### Requirement
Repeat the material in full. Keep every line exactly as it is.

>> BEGIN Input data

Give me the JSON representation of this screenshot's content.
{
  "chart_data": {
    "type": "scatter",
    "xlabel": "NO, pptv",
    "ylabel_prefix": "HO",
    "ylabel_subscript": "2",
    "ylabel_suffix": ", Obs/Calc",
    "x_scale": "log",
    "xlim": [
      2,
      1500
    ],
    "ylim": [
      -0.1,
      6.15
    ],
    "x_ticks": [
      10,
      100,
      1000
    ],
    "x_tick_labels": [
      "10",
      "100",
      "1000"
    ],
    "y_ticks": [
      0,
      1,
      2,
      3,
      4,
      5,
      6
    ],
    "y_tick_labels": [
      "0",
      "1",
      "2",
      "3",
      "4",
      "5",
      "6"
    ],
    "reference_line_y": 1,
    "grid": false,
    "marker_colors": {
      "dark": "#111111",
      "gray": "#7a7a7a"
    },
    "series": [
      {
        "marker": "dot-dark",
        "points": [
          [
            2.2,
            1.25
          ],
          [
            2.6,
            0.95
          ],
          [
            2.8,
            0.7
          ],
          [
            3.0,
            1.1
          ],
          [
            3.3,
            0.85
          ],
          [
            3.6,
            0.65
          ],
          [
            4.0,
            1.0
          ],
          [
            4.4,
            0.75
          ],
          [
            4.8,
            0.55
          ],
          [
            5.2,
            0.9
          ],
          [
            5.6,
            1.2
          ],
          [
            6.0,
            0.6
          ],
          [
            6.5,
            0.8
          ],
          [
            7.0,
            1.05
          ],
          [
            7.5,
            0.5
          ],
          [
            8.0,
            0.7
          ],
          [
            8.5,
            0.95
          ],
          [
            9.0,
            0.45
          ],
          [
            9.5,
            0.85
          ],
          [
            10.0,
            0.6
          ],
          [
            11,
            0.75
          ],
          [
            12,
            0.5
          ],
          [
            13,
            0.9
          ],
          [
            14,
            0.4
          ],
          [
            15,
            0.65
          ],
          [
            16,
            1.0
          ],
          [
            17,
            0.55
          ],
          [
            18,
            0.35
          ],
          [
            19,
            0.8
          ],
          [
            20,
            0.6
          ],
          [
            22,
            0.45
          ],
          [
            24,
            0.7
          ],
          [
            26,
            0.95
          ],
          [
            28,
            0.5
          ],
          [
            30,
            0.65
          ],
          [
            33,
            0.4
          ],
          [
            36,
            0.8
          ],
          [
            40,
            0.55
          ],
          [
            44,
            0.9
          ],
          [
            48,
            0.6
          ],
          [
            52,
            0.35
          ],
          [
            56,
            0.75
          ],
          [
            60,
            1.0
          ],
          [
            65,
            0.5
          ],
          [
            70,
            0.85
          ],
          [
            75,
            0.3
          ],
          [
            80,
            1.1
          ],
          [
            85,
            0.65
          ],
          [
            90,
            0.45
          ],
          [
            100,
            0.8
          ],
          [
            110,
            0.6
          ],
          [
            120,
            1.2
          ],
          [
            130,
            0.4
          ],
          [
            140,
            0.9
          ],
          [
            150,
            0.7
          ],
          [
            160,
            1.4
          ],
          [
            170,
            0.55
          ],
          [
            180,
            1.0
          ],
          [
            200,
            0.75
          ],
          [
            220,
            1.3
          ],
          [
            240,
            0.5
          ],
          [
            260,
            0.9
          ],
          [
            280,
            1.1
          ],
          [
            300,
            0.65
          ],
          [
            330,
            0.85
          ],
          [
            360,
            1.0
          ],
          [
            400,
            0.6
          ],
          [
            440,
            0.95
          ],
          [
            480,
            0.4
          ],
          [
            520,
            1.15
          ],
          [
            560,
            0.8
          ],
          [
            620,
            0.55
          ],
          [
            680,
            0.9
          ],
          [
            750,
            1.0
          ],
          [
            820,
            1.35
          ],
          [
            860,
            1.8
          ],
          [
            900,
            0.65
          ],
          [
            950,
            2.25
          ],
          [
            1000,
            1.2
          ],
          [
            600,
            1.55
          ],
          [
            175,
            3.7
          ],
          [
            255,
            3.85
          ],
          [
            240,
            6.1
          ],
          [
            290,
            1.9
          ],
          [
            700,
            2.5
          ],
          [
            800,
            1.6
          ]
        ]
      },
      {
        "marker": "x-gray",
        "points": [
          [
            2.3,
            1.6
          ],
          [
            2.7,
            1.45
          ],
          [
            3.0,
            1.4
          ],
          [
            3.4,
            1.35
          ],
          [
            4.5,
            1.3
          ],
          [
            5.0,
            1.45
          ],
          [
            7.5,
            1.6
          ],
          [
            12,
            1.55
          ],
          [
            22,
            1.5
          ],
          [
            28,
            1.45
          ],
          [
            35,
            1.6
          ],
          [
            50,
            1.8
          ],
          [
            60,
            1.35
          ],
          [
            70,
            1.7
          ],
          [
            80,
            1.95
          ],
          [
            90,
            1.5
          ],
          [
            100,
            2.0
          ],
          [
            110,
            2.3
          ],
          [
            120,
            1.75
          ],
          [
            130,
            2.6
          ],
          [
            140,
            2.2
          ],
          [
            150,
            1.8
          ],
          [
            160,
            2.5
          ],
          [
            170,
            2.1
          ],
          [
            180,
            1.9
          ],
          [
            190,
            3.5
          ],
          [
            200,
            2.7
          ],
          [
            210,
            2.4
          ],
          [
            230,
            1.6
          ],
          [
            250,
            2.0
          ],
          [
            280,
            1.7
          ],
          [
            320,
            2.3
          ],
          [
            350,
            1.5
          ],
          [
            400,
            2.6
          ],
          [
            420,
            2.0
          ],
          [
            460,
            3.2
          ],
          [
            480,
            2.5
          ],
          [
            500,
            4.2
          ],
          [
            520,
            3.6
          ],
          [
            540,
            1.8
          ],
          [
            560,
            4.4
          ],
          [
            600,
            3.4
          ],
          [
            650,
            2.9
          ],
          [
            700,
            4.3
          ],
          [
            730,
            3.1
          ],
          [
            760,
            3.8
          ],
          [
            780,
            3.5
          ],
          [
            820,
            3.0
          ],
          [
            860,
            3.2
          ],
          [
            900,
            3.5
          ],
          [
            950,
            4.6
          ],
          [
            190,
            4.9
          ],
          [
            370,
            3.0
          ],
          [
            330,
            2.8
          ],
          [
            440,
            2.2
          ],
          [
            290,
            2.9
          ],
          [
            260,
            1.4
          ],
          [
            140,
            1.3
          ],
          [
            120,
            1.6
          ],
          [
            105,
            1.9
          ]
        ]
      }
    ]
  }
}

>> END Input data

### Correct answer
Give me the JSON representation of this screenshot's content.
{
  "chart_data": {
    "type": "scatter",
    "xlabel": "NO, pptv",
    "ylabel_prefix": "HO",
    "ylabel_subscript": "2",
    "ylabel_suffix": ", Obs/Calc",
    "x_scale": "log",
    "xlim": [
      2,
      1500
    ],
    "ylim": [
      -0.1,
      6.15
    ],
    "x_ticks": [
      10,
      100,
      1000
    ],
    "x_tick_labels": [
      "10",
      "100",
      "1000"
    ],
    "y_ticks": [
      0,
      1,
      2,
      3,
      4,
      5,
      6
    ],
    "y_tick_labels": [
      "0",
      "1",
      "2",
      "3",
      "4",
      "5",
      "6"
    ],
    "reference_line_y": 1,
    "grid": false,
    "marker_colors": {
      "dark": "#111111",
      "gray": "#7a7a7a"
    },
    "series": [
      {
        "marker": "dot-dark",
        "points": [
          [
            2.2,
            1.25
          ],
          [
            2.6,
            0.95
          ],
          [
            2.8,
            0.7
          ],
          [
            3.0,
            1.1
          ],
          [
            3.3,
            0.85
          ],
          [
            3.6,
            0.65
          ],
          [
            4.0,
            1.0
          ],
          [
            4.4,
            0.75
          ],
          [
            4.8,
            0.55
          ],
          [
            5.2,
            0.9
          ],
          [
            5.6,
            1.2
          ],
          [
            6.0,
            0.6
          ],
          [
            6.5,
            0.8
          ],
          [
            7.0,
            1.05
          ],
          [
            7.5,
            0.5
          ],
          [
            8.0,
            0.7
          ],
          [
            8.5,
            0.95
          ],
          [
            9.0,
            0.45
          ],
          [
            9.5,
            0.85
          ],
          [
            10.0,
            0.6
          ],
          [
            11,
            0.75
          ],
          [
            12,
            0.5
          ],
          [
            13,
            0.9
          ],
          [
            14,
            0.4
          ],
          [
            15,
            0.65
          ],
          [
            16,
            1.0
          ],
          [
            17,
            0.55
          ],
          [
            18,
            0.35
          ],
          [
            19,
            0.8
          ],
          [
            20,
            0.6
          ],
          [
            22,
            0.45
          ],
          [
            24,
            0.7
          ],
          [
            26,
            0.95
          ],
          [
            28,
            0.5
          ],
          [
            30,
            0.65
          ],
          [
            33,
            0.4
          ],
          [
            36,
            0.8
          ],
          [
            40,
            0.55
          ],
          [
            44,
            0.9
          ],
          [
            48,
            0.6
          ],
          [
            52,
            0.35
          ],
          [
            56,
            0.75
          ],
          [
            60,
            1.0
          ],
          [
            65,
            0.5
          ],
          [
            70,
            0.85
          ],
          [
            75,
            0.3
          ],
          [
            80,
            1.1
          ],
          [
            85,
            0.65
          ],
          [
            90,
            0.45
          ],
          [
            100,
            0.8
          ],
          [
            110,
            0.6
          ],
          [
            120,
            1.2
          ],
          [
            130,
            0.4
          ],
          [
            140,
            0.9
          ],
          [
            150,
            0.7
          ],
          [
            160,
            1.4
          ],
          [
            170,
            0.55
          ],
          [
            180,
            1.0
          ],
          [
            200,
            0.75
          ],
          [
            220,
            1.3
          ],
          [
            240,
            0.5
          ],
          [
            260,
            0.9
          ],
          [
            280,
            1.1
          ],
          [
            300,
            0.65
          ],
          [
            330,
            0.85
          ],
          [
            360,
            1.0
          ],
          [
            400,
            0.6
          ],
          [
            440,
            0.95
          ],
          [
            480,
            0.4
          ],
          [
            520,
            1.15
          ],
          [
            560,
            0.8
          ],
          [
            620,
            0.55
          ],
          [
            680,
            0.9
          ],
          [
            750,
            1.0
          ],
          [
            820,
            1.35
          ],
          [
            860,
            1.8
          ],
          [
            900,
            0.65
          ],
          [
            950,
            2.25
          ],
          [
            1000,
            1.2
          ],
          [
            600,
            1.55
          ],
          [
            175,
            3.7
          ],
          [
            255,
            3.85
          ],
          [
            240,
            6.1
          ],
          [
            290,
            1.9
          ],
          [
            700,
            2.5
          ],
          [
            800,
            1.6
          ]
        ]
      },
      {
        "marker": "x-gray",
        "points": [
          [
            2.3,
            1.6
          ],
          [
            2.7,
            1.45
          ],
          [
            3.0,
            1.4
          ],
          [
            3.4,
            1.35
          ],
          [
            4.5,
            1.3
          ],
          [
            5.0,
            1.45
          ],
          [
            7.5,
            1.6
          ],
          [
            12,
            1.55
          ],
          [
            22,
            1.5
          ],
          [
            28,
            1.45
          ],
          [
            35,
            1.6
          ],
          [
            50,
            1.8
          ],
          [
            60,
            1.35
          ],
          [
            70,
            1.7
          ],
          [
            80,
            1.95
          ],
          [
            90,
            1.5
          ],
          [
            100,
            2.0
          ],
          [
            110,
            2.3
          ],
          [
            120,
            1.75
          ],
          [
            130,
            2.6
          ],
          [
            140,
            2.2
          ],
          [
            150,
            1.8
          ],
          [
            160,
            2.5
          ],
          [
            170,
            2.1
          ],
          [
            180,
            1.9
          ],
          [
            190,
            3.5
          ],
          [
            200,
            2.7
          ],
          [
            210,
            2.4
          ],
          [
            230,
            1.6
          ],
          [
            250,
            2.0
          ],
          [
            280,
            1.7
          ],
          [
            320,
            2.3
          ],
          [
            350,
            1.5
          ],
          [
            400,
            2.6
          ],
          [
            420,
            2.0
          ],
          [
            460,
            3.2
          ],
          [
            480,
            2.5
          ],
          [
            500,
            4.2
          ],
          [
            520,
            3.6
          ],
          [
            540,
            1.8
          ],
          [
            560,
            4.4
          ],
          [
            600,
            3.4
          ],
          [
            650,
            2.9
          ],
          [
            700,
            4.3
          ],
          [
            730,
            3.1
          ],
          [
            760,
            3.8
          ],
          [
            780,
            3.5
          ],
          [
            820,
            3.0
          ],
          [
            860,
            3.2
          ],
          [
            900,
            3.5
          ],
          [
            950,
            4.6
          ],
          [
            190,
            4.9
          ],
          [
            370,
            3.0
          ],
          [
            330,
            2.8
          ],
          [
            440,
            2.2
          ],
          [
            290,
            2.9
          ],
          [
            260,
            1.4
          ],
          [
            140,
            1.3
          ],
          [
            120,
            1.6
          ],
          [
            105,
            1.9
          ]
        ]
      }
    ]
  }
}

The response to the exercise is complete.